The request — Lines containing the word "document" are to be located and copied.

Records shown —
┌──

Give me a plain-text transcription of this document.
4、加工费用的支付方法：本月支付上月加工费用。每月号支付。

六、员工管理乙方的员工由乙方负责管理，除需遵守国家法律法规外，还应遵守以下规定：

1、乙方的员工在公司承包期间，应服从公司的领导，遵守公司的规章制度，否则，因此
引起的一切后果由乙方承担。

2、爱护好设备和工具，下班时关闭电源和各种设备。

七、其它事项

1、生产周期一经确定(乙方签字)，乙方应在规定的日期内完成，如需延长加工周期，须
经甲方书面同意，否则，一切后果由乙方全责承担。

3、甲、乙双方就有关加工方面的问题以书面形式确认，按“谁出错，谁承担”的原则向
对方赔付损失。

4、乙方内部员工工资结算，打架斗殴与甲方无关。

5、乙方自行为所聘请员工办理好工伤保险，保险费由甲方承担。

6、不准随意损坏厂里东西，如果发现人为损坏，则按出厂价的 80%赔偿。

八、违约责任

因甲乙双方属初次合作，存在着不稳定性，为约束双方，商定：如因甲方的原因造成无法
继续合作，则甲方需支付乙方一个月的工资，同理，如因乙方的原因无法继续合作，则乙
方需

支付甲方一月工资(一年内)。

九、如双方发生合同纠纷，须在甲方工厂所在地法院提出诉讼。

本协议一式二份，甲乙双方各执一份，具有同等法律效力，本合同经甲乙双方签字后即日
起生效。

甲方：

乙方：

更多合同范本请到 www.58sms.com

└──
┌──

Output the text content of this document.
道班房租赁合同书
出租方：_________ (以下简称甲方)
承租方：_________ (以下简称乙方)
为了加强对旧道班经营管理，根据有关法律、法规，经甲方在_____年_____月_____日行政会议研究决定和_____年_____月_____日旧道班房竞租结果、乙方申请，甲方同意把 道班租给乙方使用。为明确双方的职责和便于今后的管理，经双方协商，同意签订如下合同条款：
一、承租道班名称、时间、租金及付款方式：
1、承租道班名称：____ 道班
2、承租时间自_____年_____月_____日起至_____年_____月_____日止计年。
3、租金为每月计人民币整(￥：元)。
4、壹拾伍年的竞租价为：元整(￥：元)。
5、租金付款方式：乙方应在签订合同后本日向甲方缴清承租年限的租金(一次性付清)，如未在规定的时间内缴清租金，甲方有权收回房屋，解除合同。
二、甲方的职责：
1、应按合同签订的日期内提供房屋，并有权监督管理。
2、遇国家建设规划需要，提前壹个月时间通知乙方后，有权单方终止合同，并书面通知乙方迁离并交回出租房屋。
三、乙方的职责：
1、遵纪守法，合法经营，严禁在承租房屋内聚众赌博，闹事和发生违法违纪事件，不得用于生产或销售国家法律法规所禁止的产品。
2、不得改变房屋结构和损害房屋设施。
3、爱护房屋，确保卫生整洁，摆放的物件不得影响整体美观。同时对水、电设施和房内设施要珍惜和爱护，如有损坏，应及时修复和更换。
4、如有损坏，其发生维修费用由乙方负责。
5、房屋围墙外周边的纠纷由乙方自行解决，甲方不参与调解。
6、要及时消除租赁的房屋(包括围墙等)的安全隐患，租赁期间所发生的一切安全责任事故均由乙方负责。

└──

Answer to this task —
Give me a plain-text transcription of this document.
Output the text content of this document.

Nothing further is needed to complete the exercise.